(Records)
::::::::::
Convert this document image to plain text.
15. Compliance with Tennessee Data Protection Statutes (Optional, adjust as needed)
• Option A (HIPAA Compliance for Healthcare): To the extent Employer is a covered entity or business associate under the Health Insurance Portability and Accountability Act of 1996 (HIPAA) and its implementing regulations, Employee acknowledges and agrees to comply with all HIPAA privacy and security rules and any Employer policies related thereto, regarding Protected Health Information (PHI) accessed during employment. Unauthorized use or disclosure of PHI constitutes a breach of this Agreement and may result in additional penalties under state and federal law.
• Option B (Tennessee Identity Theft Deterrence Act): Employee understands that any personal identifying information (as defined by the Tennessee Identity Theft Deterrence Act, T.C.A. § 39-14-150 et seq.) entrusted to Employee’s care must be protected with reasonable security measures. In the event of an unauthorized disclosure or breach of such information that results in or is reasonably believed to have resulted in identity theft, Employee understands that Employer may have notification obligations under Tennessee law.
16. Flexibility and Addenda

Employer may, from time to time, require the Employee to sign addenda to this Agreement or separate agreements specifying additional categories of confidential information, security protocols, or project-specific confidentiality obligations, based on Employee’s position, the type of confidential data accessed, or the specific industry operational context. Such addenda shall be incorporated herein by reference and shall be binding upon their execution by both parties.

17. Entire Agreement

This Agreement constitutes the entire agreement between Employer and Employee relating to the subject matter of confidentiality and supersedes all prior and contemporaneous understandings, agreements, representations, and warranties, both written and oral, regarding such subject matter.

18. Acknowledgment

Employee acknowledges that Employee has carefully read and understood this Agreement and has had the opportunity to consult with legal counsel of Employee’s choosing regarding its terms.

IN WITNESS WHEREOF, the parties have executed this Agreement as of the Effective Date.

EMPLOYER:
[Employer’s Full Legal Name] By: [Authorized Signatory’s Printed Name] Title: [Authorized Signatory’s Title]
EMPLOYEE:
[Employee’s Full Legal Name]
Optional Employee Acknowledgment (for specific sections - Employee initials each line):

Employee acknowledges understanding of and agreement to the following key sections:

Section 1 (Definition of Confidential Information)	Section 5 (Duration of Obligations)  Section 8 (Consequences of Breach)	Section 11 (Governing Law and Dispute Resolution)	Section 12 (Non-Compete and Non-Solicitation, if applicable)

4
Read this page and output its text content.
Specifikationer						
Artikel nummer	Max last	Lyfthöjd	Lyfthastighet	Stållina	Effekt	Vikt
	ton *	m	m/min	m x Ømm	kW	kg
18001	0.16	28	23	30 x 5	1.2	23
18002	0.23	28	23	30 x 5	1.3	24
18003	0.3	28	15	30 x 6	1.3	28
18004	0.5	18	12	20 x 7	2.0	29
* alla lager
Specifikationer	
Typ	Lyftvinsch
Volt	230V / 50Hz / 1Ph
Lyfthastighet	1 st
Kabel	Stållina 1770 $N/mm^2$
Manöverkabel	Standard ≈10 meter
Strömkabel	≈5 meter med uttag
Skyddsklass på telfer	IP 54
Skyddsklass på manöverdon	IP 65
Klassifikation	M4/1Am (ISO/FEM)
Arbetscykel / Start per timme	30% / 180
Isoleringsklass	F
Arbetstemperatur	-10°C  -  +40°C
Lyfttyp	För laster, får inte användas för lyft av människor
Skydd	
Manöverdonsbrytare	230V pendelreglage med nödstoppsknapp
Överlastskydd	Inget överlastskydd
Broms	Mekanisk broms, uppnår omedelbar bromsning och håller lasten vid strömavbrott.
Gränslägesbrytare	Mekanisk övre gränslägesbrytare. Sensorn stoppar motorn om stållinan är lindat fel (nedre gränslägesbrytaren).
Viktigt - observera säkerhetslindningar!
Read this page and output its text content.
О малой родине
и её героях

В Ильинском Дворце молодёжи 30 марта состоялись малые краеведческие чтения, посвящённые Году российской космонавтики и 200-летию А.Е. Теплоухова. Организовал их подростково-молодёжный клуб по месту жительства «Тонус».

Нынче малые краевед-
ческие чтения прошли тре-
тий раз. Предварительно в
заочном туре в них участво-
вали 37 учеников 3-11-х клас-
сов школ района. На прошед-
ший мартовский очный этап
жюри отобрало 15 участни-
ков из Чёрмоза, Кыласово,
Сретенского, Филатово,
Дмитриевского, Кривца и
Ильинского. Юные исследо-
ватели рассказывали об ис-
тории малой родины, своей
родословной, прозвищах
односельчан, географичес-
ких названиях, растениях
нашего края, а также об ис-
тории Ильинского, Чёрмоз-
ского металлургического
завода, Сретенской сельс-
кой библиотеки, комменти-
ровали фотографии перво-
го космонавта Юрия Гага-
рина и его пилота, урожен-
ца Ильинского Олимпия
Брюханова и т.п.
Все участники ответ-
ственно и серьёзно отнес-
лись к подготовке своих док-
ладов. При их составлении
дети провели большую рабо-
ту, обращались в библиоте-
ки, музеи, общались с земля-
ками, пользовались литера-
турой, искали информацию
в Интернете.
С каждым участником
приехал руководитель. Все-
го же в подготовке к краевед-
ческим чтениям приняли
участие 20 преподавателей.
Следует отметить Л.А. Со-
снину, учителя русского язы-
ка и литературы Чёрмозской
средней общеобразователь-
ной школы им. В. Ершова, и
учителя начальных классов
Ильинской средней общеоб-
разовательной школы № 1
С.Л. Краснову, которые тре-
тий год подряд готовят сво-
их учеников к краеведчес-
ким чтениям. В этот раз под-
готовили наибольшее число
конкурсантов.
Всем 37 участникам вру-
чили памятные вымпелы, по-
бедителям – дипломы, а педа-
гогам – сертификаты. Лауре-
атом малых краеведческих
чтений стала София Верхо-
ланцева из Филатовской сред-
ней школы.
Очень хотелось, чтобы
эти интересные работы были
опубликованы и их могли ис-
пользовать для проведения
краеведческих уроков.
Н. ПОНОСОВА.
::::::::::
What to do
Tally how many lines of the data include the word "краеведческих". Write the number and nothing else.

Problem solution
2